- [WHAT THE TASK REQUIRES]
In the listing that follows, how many lines contain "type"? Give the number only.

----- SUPPLIED DATA

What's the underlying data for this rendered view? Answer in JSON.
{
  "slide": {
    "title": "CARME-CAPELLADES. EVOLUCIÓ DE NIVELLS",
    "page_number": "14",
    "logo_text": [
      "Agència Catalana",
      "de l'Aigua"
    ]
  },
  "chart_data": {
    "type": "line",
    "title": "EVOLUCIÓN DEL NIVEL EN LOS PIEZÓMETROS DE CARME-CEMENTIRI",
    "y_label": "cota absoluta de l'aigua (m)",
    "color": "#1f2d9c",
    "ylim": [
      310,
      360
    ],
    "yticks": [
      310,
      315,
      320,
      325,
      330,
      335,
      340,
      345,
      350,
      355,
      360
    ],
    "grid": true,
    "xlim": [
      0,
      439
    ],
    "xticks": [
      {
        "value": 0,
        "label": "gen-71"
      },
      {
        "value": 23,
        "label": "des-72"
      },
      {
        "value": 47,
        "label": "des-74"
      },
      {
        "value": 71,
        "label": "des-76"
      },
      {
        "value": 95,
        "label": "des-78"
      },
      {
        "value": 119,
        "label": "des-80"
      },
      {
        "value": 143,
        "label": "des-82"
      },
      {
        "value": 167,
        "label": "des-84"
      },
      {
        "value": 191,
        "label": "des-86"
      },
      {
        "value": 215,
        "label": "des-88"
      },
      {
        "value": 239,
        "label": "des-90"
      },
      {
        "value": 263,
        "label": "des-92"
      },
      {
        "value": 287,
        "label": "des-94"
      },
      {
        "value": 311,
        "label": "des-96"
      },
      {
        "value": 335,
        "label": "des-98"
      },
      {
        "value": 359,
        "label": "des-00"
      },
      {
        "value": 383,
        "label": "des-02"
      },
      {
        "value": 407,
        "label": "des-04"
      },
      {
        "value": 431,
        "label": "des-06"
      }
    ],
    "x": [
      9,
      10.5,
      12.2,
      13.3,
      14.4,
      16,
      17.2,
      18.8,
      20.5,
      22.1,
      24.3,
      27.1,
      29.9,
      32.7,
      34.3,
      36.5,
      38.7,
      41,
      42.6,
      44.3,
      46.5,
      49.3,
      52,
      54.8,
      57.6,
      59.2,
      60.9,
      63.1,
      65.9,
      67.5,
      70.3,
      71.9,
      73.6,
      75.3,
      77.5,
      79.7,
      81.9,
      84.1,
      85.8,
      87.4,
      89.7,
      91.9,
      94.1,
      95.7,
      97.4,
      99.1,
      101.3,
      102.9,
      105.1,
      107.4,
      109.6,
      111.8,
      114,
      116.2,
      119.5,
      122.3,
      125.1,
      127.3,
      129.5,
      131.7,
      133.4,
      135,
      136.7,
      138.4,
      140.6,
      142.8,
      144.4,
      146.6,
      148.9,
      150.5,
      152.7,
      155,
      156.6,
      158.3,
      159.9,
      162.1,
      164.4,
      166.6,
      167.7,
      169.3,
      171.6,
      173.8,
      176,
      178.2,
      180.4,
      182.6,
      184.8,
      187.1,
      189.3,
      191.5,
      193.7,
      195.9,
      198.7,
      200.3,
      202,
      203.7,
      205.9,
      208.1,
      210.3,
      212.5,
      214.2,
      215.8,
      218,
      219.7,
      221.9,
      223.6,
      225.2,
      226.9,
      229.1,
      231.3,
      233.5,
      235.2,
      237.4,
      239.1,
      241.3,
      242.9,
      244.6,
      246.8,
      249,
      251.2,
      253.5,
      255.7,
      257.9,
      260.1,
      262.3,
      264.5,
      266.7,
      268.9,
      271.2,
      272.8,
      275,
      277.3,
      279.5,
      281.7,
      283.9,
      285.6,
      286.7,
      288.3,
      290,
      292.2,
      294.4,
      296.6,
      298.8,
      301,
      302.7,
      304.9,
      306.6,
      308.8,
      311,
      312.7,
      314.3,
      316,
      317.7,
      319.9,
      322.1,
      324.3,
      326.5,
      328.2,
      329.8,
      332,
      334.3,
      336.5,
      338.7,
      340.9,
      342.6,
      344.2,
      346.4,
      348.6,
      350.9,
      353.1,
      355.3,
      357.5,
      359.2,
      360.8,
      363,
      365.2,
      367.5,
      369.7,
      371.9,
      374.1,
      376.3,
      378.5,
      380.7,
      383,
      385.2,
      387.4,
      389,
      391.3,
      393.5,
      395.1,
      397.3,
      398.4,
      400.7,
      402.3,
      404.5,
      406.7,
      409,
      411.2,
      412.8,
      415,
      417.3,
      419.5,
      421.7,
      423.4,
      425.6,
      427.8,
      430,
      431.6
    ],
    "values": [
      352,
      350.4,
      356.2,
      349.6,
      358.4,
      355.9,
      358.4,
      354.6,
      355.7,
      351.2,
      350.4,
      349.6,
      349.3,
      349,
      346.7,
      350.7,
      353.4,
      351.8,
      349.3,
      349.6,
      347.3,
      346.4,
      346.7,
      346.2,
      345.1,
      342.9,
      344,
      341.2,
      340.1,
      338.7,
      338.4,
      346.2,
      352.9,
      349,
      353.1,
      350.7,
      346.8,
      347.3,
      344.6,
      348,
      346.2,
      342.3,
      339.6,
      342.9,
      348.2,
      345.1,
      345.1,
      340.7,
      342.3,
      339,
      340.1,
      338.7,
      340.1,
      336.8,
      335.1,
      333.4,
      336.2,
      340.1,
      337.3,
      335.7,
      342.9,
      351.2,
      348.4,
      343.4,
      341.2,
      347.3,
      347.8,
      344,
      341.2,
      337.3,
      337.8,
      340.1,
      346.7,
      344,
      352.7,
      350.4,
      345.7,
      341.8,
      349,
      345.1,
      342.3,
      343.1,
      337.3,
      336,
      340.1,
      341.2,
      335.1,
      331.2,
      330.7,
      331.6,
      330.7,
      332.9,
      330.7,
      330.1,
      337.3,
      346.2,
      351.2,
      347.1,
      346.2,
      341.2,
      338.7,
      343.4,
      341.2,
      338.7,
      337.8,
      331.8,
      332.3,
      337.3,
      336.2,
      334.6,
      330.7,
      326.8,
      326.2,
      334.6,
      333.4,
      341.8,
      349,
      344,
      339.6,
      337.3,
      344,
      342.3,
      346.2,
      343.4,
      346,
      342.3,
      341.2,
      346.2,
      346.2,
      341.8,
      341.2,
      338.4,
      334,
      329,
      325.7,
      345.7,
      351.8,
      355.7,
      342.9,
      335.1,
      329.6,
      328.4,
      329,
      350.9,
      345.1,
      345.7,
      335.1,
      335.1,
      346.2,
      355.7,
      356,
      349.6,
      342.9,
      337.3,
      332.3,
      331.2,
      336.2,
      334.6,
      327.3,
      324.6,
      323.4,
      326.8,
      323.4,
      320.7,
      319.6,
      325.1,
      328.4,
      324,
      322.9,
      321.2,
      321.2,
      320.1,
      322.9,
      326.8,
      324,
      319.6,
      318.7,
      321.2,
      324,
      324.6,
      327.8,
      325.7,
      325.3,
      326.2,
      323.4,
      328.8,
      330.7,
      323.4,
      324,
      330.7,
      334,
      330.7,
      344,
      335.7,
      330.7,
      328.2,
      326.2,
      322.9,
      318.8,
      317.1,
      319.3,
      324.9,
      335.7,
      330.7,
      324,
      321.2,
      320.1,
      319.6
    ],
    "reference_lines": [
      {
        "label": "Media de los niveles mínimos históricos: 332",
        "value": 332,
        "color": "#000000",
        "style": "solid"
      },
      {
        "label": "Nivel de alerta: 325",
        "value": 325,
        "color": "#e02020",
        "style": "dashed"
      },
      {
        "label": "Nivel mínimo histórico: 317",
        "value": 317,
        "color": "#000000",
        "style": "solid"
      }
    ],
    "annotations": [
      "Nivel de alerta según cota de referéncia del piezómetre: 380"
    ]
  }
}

----------
----- SUPPLIED DATA

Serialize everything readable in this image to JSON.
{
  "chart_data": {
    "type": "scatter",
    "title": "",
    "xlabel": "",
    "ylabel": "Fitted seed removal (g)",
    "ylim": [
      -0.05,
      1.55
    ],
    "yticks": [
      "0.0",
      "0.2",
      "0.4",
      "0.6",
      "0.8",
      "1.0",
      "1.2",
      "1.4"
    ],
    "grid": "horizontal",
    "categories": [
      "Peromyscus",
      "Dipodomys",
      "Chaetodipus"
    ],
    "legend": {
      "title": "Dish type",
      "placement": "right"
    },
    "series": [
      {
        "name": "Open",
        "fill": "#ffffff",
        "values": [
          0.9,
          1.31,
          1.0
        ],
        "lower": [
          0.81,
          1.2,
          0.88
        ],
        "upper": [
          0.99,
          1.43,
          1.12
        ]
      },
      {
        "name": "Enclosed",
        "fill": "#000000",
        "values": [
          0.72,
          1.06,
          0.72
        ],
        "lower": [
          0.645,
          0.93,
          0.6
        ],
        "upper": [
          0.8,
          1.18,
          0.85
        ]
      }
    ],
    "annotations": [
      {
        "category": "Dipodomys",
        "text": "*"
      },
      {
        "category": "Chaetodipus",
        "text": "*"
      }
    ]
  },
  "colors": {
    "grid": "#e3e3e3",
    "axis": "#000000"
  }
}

----------
----- SUPPLIED DATA

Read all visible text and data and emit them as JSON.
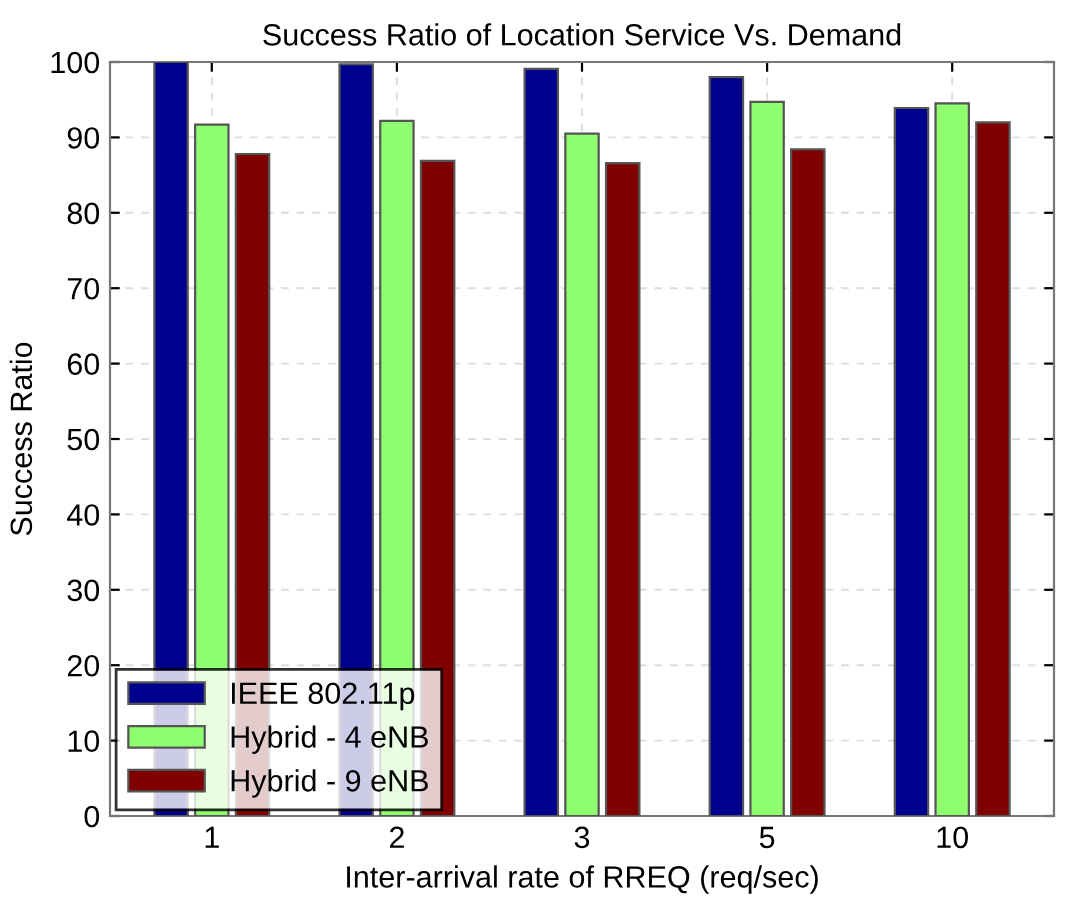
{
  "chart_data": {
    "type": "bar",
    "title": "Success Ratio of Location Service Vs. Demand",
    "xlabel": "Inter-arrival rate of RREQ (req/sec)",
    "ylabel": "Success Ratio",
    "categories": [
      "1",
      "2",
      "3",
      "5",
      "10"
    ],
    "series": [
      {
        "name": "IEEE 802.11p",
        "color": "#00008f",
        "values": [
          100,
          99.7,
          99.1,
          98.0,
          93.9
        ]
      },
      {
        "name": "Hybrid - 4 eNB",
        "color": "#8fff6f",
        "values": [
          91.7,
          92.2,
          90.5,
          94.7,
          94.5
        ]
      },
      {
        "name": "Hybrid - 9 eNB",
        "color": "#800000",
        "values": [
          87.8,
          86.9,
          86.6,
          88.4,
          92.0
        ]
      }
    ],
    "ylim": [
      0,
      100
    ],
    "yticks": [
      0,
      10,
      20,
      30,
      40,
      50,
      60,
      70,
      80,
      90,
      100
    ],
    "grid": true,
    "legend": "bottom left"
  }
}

----------

- [WRITTEN ANSWER]
4